Material for this task:
----------

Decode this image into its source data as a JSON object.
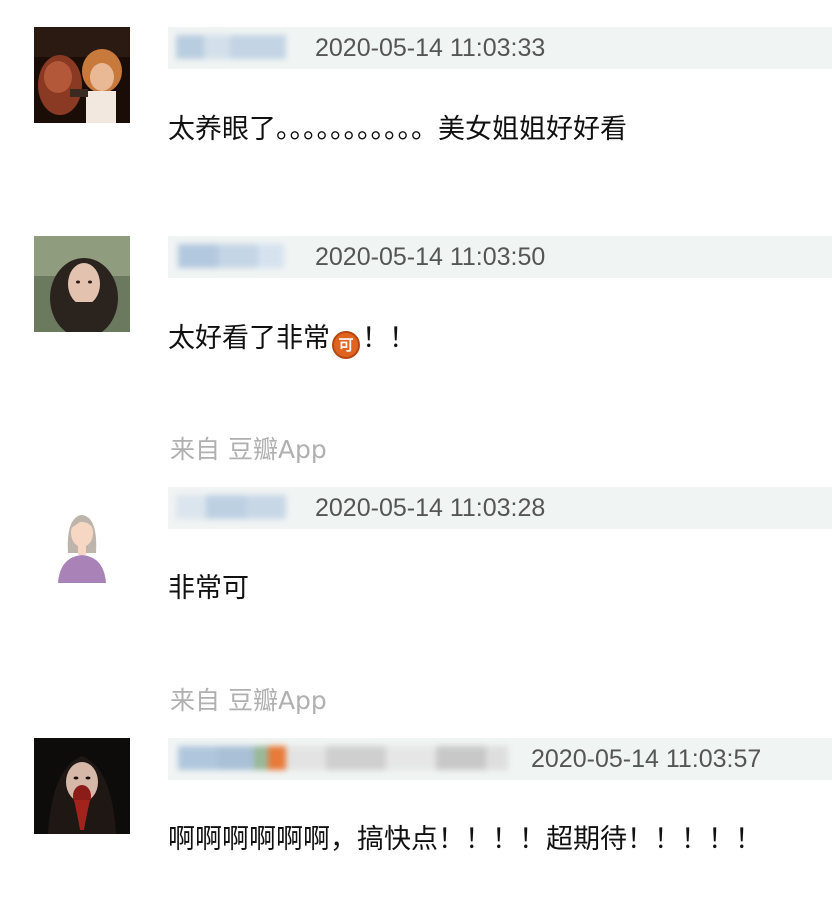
{
  "comments": [
    {
      "username": "",
      "timestamp": "2020-05-14 11:03:33",
      "text": "太养眼了。。。。。。。。。。。美女姐姐好好看",
      "avatar": "avatar-photo-icon"
    },
    {
      "username": "",
      "timestamp": "2020-05-14 11:03:50",
      "text_before": "太好看了非常",
      "emoji_label": "可",
      "text_after": "！！",
      "avatar": "avatar-photo-icon"
    },
    {
      "username": "",
      "timestamp": "2020-05-14 11:03:28",
      "text": "非常可",
      "avatar": "avatar-illustration-icon"
    },
    {
      "username": "",
      "timestamp": "2020-05-14 11:03:57",
      "text": "啊啊啊啊啊啊，搞快点！！！！超期待！！！！！",
      "avatar": "avatar-photo-icon"
    }
  ],
  "sources": [
    "来自 豆瓣App",
    "来自 豆瓣App"
  ],
  "colors": {
    "meta_bar": "#f0f4f3",
    "timestamp": "#555555",
    "source_text": "#b0b0b0",
    "emoji_badge": "#e0631f"
  }
}
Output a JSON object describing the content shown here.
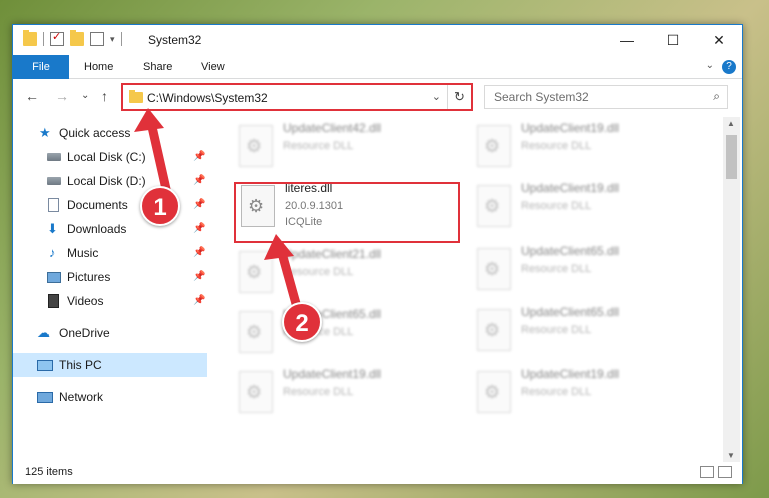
{
  "window": {
    "title": "System32",
    "minimize_glyph": "—",
    "maximize_glyph": "☐",
    "close_glyph": "✕"
  },
  "ribbon": {
    "tabs": [
      "File",
      "Home",
      "Share",
      "View"
    ],
    "help_glyph": "?",
    "collapse_glyph": "⌄"
  },
  "nav": {
    "back_glyph": "←",
    "forward_glyph": "→",
    "recent_glyph": "⌄",
    "up_glyph": "↑",
    "address_path": "C:\\Windows\\System32",
    "address_dropdown_glyph": "⌄",
    "refresh_glyph": "↻",
    "search_placeholder": "Search System32",
    "search_glyph": "⌕"
  },
  "sidebar": {
    "items": [
      {
        "label": "Quick access",
        "icon": "star-icon",
        "glyph": "★"
      },
      {
        "label": "Local Disk (C:)",
        "icon": "drive-icon",
        "pinned": true
      },
      {
        "label": "Local Disk (D:)",
        "icon": "drive-icon",
        "pinned": true
      },
      {
        "label": "Documents",
        "icon": "document-icon",
        "pinned": true
      },
      {
        "label": "Downloads",
        "icon": "download-icon",
        "glyph": "⬇",
        "pinned": true
      },
      {
        "label": "Music",
        "icon": "music-icon",
        "glyph": "♪",
        "pinned": true
      },
      {
        "label": "Pictures",
        "icon": "pictures-icon",
        "pinned": true
      },
      {
        "label": "Videos",
        "icon": "videos-icon",
        "pinned": true
      },
      {
        "label": "OneDrive",
        "icon": "cloud-icon",
        "glyph": "☁"
      },
      {
        "label": "This PC",
        "icon": "computer-icon",
        "selected": true
      },
      {
        "label": "Network",
        "icon": "network-icon"
      }
    ],
    "pin_glyph": "📌"
  },
  "files": {
    "highlighted": {
      "name": "literes.dll",
      "version": "20.0.9.1301",
      "company": "ICQLite"
    },
    "left_column": [
      {
        "name": "UpdateClient42.dll",
        "type": "Resource DLL"
      },
      {
        "name": "UpdateClient21.dll",
        "type": "Resource DLL"
      },
      {
        "name": "UpdateClient65.dll",
        "type": "Resource DLL"
      },
      {
        "name": "UpdateClient19.dll",
        "type": "Resource DLL"
      }
    ],
    "right_column": [
      {
        "name": "UpdateClient19.dll",
        "type": "Resource DLL"
      },
      {
        "name": "UpdateClient19.dll",
        "type": "Resource DLL"
      },
      {
        "name": "UpdateClient65.dll",
        "type": "Resource DLL"
      },
      {
        "name": "UpdateClient65.dll",
        "type": "Resource DLL"
      },
      {
        "name": "UpdateClient19.dll",
        "type": "Resource DLL"
      }
    ]
  },
  "status": {
    "item_count": "125 items"
  },
  "annotations": {
    "step1": "1",
    "step2": "2",
    "accent_color": "#e0313a"
  },
  "colors": {
    "accent": "#1979ca",
    "selection": "#cce8ff",
    "highlight": "#e0313a"
  }
}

----------

Exercise instructions:
Quote the records above in full, dropping each picture.

Solution to the exercise:
Decode this image into its source data as a JSON object.
{
  "comments": [
    {
      "username": "",
      "timestamp": "2020-05-14 11:03:33",
      "text": "太养眼了。。。。。。。。。。。美女姐姐好好看",
      "avatar": "avatar-photo-icon"
    },
    {
      "username": "",
      "timestamp": "2020-05-14 11:03:50",
      "text_before": "太好看了非常",
      "emoji_label": "可",
      "text_after": "！！",
      "avatar": "avatar-photo-icon"
    },
    {
      "username": "",
      "timestamp": "2020-05-14 11:03:28",
      "text": "非常可",
      "avatar": "avatar-illustration-icon"
    },
    {
      "username": "",
      "timestamp": "2020-05-14 11:03:57",
      "text": "啊啊啊啊啊啊，搞快点！！！！超期待！！！！！",
      "avatar": "avatar-photo-icon"
    }
  ],
  "sources": [
    "来自 豆瓣App",
    "来自 豆瓣App"
  ],
  "colors": {
    "meta_bar": "#f0f4f3",
    "timestamp": "#555555",
    "source_text": "#b0b0b0",
    "emoji_badge": "#e0631f"
  }
}
Output a JSON object describing the content shown here.
{
  "window": {
    "title": "System32",
    "minimize_glyph": "—",
    "maximize_glyph": "☐",
    "close_glyph": "✕"
  },
  "ribbon": {
    "tabs": [
      "File",
      "Home",
      "Share",
      "View"
    ],
    "help_glyph": "?",
    "collapse_glyph": "⌄"
  },
  "nav": {
    "back_glyph": "←",
    "forward_glyph": "→",
    "recent_glyph": "⌄",
    "up_glyph": "↑",
    "address_path": "C:\\Windows\\System32",
    "address_dropdown_glyph": "⌄",
    "refresh_glyph": "↻",
    "search_placeholder": "Search System32",
    "search_glyph": "⌕"
  },
  "sidebar": {
    "items": [
      {
        "label": "Quick access",
        "icon": "star-icon",
        "glyph": "★"
      },
      {
        "label": "Local Disk (C:)",
        "icon": "drive-icon",
        "pinned": true
      },
      {
        "label": "Local Disk (D:)",
        "icon": "drive-icon",
        "pinned": true
      },
      {
        "label": "Documents",
        "icon": "document-icon",
        "pinned": true
      },
      {
        "label": "Downloads",
        "icon": "download-icon",
        "glyph": "⬇",
        "pinned": true
      },
      {
        "label": "Music",
        "icon": "music-icon",
        "glyph": "♪",
        "pinned": true
      },
      {
        "label": "Pictures",
        "icon": "pictures-icon",
        "pinned": true
      },
      {
        "label": "Videos",
        "icon": "videos-icon",
        "pinned": true
      },
      {
        "label": "OneDrive",
        "icon": "cloud-icon",
        "glyph": "☁"
      },
      {
        "label": "This PC",
        "icon": "computer-icon",
        "selected": true
      },
      {
        "label": "Network",
        "icon": "network-icon"
      }
    ],
    "pin_glyph": "📌"
  },
  "files": {
    "highlighted": {
      "name": "literes.dll",
      "version": "20.0.9.1301",
      "company": "ICQLite"
    },
    "left_column": [
      {
        "name": "UpdateClient42.dll",
        "type": "Resource DLL"
      },
      {
        "name": "UpdateClient21.dll",
        "type": "Resource DLL"
      },
      {
        "name": "UpdateClient65.dll",
        "type": "Resource DLL"
      },
      {
        "name": "UpdateClient19.dll",
        "type": "Resource DLL"
      }
    ],
    "right_column": [
      {
        "name": "UpdateClient19.dll",
        "type": "Resource DLL"
      },
      {
        "name": "UpdateClient19.dll",
        "type": "Resource DLL"
      },
      {
        "name": "UpdateClient65.dll",
        "type": "Resource DLL"
      },
      {
        "name": "UpdateClient65.dll",
        "type": "Resource DLL"
      },
      {
        "name": "UpdateClient19.dll",
        "type": "Resource DLL"
      }
    ]
  },
  "status": {
    "item_count": "125 items"
  },
  "annotations": {
    "step1": "1",
    "step2": "2",
    "accent_color": "#e0313a"
  },
  "colors": {
    "accent": "#1979ca",
    "selection": "#cce8ff",
    "highlight": "#e0313a"
  }
}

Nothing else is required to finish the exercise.